What you are asked to do: Say how many lines include the word "septembre", using only a number.

Data to use:
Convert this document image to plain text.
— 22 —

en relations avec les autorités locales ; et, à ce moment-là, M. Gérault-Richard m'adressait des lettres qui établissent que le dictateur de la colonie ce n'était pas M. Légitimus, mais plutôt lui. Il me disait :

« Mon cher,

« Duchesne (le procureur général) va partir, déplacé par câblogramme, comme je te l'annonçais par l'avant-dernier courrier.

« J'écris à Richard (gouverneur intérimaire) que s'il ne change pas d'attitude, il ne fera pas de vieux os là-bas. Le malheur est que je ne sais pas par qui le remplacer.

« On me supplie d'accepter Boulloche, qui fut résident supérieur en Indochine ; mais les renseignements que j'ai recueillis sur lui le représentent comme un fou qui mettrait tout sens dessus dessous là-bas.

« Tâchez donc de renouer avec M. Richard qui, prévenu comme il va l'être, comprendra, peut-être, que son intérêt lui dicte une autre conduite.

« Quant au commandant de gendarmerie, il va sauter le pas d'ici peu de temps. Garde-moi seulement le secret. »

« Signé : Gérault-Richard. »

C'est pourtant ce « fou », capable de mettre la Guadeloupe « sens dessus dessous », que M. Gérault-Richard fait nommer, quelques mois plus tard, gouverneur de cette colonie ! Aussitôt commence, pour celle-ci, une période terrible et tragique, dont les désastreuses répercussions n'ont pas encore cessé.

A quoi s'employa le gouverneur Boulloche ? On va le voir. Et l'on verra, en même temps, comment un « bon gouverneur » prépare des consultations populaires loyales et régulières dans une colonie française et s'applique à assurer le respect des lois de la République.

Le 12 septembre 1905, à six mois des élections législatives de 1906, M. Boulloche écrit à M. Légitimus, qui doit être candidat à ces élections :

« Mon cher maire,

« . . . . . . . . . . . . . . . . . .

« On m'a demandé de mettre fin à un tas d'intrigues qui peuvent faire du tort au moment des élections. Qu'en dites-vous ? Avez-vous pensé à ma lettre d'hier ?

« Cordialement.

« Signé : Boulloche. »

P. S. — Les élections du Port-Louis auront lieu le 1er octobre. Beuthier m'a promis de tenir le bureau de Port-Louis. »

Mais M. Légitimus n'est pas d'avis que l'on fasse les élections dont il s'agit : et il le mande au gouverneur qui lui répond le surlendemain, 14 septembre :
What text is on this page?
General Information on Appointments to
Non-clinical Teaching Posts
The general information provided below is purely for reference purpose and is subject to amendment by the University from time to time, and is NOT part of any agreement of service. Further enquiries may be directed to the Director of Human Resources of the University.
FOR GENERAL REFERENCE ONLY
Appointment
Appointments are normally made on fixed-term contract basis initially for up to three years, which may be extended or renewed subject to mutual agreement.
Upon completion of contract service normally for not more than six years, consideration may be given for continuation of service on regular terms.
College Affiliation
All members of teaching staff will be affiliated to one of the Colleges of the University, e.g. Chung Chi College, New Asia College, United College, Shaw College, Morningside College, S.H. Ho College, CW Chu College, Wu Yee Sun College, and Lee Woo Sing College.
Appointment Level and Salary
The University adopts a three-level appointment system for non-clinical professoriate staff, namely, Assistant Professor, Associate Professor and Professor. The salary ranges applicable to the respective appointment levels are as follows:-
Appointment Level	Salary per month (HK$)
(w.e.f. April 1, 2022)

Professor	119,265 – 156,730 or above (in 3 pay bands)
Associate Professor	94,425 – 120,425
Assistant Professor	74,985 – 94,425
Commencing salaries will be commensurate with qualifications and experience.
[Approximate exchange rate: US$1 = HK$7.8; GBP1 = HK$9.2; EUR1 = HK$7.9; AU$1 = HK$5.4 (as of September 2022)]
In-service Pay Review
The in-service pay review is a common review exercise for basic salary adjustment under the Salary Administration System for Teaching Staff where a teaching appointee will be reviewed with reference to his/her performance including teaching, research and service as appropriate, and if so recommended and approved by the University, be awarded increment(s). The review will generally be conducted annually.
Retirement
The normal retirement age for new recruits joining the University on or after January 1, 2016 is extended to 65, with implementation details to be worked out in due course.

Answer to this exercise: 2